[Entries with figure data]
____________________

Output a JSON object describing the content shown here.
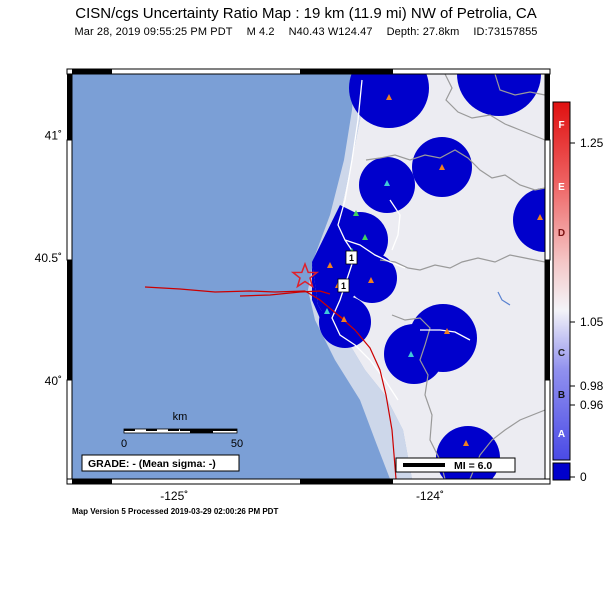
{
  "title": "CISN/cgs Uncertainty Ratio Map : 19 km (11.9 mi) NW of Petrolia, CA",
  "subtitle": {
    "datetime": "Mar 28, 2019 09:55:25 PM PDT",
    "magnitude": "M 4.2",
    "location": "N40.43 W124.47",
    "depth": "Depth: 27.8km",
    "event_id": "ID:73157855"
  },
  "map": {
    "lon_range": [
      -125.4,
      -123.55
    ],
    "lat_range": [
      39.6,
      41.25
    ],
    "lat_ticks": [
      {
        "value": 41.0,
        "label": "41˚"
      },
      {
        "value": 40.5,
        "label": "40.5˚"
      },
      {
        "value": 40.0,
        "label": "40˚"
      }
    ],
    "lon_ticks": [
      {
        "value": -125.0,
        "label": "-125˚"
      },
      {
        "value": -124.0,
        "label": "-124˚"
      }
    ],
    "epicenter": {
      "lon": -124.47,
      "lat": 40.43
    },
    "colors": {
      "ocean": "#7b9fd6",
      "land": "#ececf2",
      "coast_shelf": "#ccd6e8",
      "uncertainty": "#0000cc",
      "fault": "#cc0000",
      "star": "#e0202a"
    },
    "highway_shields": [
      "1",
      "1"
    ]
  },
  "scale_bar": {
    "unit": "km",
    "min_label": "0",
    "max_label": "50"
  },
  "grade": "GRADE: - (Mean sigma: -)",
  "legend_mi": "MI = 6.0",
  "colorbar": {
    "letters": [
      "F",
      "E",
      "D",
      "C",
      "B",
      "A"
    ],
    "ticks": [
      {
        "value": 1.25,
        "label": "1.25"
      },
      {
        "value": 1.05,
        "label": "1.05"
      },
      {
        "value": 0.98,
        "label": "0.98"
      },
      {
        "value": 0.96,
        "label": "0.96"
      },
      {
        "value": 0,
        "label": "0"
      }
    ]
  },
  "footer": "Map Version 5 Processed 2019-03-29 02:00:26 PM PDT"
}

____________________

_TASK GOAL:_ Quote the preceding listing precisely and completely, omitting its images.

_FINISHED EXERCISE:_
Output a JSON object describing the content shown here.
{
  "title": "CISN/cgs Uncertainty Ratio Map : 19 km (11.9 mi) NW of Petrolia, CA",
  "subtitle": {
    "datetime": "Mar 28, 2019 09:55:25 PM PDT",
    "magnitude": "M 4.2",
    "location": "N40.43 W124.47",
    "depth": "Depth: 27.8km",
    "event_id": "ID:73157855"
  },
  "map": {
    "lon_range": [
      -125.4,
      -123.55
    ],
    "lat_range": [
      39.6,
      41.25
    ],
    "lat_ticks": [
      {
        "value": 41.0,
        "label": "41˚"
      },
      {
        "value": 40.5,
        "label": "40.5˚"
      },
      {
        "value": 40.0,
        "label": "40˚"
      }
    ],
    "lon_ticks": [
      {
        "value": -125.0,
        "label": "-125˚"
      },
      {
        "value": -124.0,
        "label": "-124˚"
      }
    ],
    "epicenter": {
      "lon": -124.47,
      "lat": 40.43
    },
    "colors": {
      "ocean": "#7b9fd6",
      "land": "#ececf2",
      "coast_shelf": "#ccd6e8",
      "uncertainty": "#0000cc",
      "fault": "#cc0000",
      "star": "#e0202a"
    },
    "highway_shields": [
      "1",
      "1"
    ]
  },
  "scale_bar": {
    "unit": "km",
    "min_label": "0",
    "max_label": "50"
  },
  "grade": "GRADE: - (Mean sigma: -)",
  "legend_mi": "MI = 6.0",
  "colorbar": {
    "letters": [
      "F",
      "E",
      "D",
      "C",
      "B",
      "A"
    ],
    "ticks": [
      {
        "value": 1.25,
        "label": "1.25"
      },
      {
        "value": 1.05,
        "label": "1.05"
      },
      {
        "value": 0.98,
        "label": "0.98"
      },
      {
        "value": 0.96,
        "label": "0.96"
      },
      {
        "value": 0,
        "label": "0"
      }
    ]
  },
  "footer": "Map Version 5 Processed 2019-03-29 02:00:26 PM PDT"
}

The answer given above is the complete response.